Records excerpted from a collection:

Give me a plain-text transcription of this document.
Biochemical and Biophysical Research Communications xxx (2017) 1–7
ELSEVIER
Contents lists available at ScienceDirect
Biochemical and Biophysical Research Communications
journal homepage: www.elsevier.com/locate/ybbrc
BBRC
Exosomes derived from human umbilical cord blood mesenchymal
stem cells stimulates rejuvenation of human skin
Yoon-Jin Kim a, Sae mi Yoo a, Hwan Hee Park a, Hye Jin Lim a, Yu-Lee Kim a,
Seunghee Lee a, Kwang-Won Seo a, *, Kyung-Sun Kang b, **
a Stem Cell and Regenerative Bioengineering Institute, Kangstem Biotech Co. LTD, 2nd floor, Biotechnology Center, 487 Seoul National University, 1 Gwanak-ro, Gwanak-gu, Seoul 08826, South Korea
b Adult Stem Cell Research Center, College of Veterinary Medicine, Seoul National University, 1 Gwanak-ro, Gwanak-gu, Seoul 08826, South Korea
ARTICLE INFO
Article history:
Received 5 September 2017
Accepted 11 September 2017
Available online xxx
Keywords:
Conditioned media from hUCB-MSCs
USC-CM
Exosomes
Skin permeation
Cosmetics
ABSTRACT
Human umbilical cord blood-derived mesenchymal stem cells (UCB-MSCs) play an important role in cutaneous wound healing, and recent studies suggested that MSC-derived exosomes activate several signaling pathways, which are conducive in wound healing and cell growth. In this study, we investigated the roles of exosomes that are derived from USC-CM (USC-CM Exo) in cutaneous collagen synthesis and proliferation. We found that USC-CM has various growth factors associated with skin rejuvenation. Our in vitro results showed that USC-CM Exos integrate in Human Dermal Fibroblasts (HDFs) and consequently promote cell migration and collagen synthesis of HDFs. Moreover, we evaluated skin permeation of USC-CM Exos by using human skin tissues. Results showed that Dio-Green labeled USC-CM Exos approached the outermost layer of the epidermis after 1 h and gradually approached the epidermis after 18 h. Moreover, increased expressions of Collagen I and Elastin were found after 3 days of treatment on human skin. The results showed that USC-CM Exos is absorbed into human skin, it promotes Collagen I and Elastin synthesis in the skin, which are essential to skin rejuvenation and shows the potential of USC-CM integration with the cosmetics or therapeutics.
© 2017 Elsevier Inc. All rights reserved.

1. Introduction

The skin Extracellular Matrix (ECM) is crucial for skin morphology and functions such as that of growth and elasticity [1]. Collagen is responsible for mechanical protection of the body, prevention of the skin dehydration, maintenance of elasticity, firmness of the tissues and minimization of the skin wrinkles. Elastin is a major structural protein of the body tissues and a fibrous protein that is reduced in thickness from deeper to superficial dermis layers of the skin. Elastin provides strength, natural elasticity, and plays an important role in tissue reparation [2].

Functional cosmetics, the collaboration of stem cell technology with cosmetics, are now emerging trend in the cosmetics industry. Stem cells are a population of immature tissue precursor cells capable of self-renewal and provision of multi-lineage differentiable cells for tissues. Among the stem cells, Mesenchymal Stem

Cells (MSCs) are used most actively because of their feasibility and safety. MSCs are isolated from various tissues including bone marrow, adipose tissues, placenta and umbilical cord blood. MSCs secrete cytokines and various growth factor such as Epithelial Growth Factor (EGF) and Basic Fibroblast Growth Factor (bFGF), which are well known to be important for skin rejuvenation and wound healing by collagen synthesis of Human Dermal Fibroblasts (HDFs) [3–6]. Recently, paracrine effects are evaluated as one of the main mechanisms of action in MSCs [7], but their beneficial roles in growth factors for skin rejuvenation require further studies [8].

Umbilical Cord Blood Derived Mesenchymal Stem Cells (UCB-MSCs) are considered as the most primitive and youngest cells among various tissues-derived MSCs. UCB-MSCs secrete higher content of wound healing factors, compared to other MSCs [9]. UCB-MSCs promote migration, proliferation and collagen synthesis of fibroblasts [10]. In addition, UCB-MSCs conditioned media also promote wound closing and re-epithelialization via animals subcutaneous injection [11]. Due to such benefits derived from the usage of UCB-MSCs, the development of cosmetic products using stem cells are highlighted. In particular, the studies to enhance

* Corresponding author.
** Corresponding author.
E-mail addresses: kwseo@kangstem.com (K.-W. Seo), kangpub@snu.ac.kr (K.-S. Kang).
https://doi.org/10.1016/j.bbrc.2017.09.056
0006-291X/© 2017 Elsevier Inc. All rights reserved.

» WHAT NEEDS TO BE DONE
Which lines above include the word "South"? Pick them out and copy them.

» YOUR RESPONSE
a Stem Cell and Regenerative Bioengineering Institute, Kangstem Biotech Co. LTD, 2nd floor, Biotechnology Center, 487 Seoul National University, 1 Gwanak-ro, Gwanak-gu, Seoul 08826, South Korea
b Adult Stem Cell Research Center, College of Veterinary Medicine, Seoul National University, 1 Gwanak-ro, Gwanak-gu, Seoul 08826, South Korea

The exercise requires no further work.